◆ Page:
Cummins Inc. - CMI - close: 91.32 chg: +2.32 stop: 87.75

Company Description:
Cummins Inc., a global power leader, is a corporation of complementary business units that design, manufacture, distribute and service engines and related technologies, including fuel systems, controls, air handling, filtration, emission solutions and electrical power generation systems. Headquartered in Columbus, Indiana, (USA) Cummins serves customers in more than 160 countries through its network of 550 Company-owned and independent distributor facilities and more than 5,000 dealer locations. With more than 28,000 employees worldwide, Cummins reported sales of $8.4 billion in 2004. (source: company press release or website)

◆ Tasks:
a: Decide whether each statement agrees with the Cummins description, and answer yes or no with the deciding words from the description quoted exactly: (i) Cummins is headquartered in Columbus, Indiana. (ii) Cummins has fewer than 20,000 employees worldwide. (iii) Cummins reported sales of $8.4 billion in 2004.
b: According to the Cummins description, in how many countries does Cummins serve customers?
c: List every related technology that the Cummins description names as part of what its business units design, manufacture, distribute and service alongside engines.
Rely on the Cummins description alone.

Dataset entries:
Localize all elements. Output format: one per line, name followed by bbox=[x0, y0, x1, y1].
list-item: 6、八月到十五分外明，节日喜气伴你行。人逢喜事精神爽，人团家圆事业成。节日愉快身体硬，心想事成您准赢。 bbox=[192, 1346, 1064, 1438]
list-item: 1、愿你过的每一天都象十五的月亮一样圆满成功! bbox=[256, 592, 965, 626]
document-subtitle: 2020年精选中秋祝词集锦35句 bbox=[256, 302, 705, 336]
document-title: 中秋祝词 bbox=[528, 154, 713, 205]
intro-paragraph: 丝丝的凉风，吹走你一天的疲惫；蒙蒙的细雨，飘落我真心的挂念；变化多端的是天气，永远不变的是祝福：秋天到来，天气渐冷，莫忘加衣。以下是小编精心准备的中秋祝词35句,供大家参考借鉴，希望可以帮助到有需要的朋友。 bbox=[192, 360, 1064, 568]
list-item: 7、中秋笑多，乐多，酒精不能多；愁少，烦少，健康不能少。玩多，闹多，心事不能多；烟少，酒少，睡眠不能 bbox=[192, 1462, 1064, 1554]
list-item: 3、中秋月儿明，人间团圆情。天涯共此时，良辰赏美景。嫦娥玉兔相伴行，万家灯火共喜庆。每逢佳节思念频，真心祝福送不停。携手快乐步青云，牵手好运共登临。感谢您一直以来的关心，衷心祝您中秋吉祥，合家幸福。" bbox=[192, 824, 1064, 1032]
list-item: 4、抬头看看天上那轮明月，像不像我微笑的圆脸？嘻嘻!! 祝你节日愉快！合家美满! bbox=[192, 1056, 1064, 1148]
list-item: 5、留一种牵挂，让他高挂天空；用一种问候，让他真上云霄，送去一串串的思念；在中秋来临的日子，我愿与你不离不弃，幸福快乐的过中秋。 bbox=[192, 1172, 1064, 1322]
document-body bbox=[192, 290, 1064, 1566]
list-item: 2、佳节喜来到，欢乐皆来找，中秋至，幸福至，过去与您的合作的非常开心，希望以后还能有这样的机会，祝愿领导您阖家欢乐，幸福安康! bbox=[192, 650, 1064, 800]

◆ Task-by-task outputs:
a:
(i) Yes: "Headquartered in Columbus, Indiana, (USA)"
(ii) No: "With more than 28,000 employees worldwide"
(iii) Yes: "Cummins reported sales of $8.4 billion in 2004"

b: More than 160 countries.

c: Fuel systems, controls, air handling, filtration, emission solutions, electrical power generation systems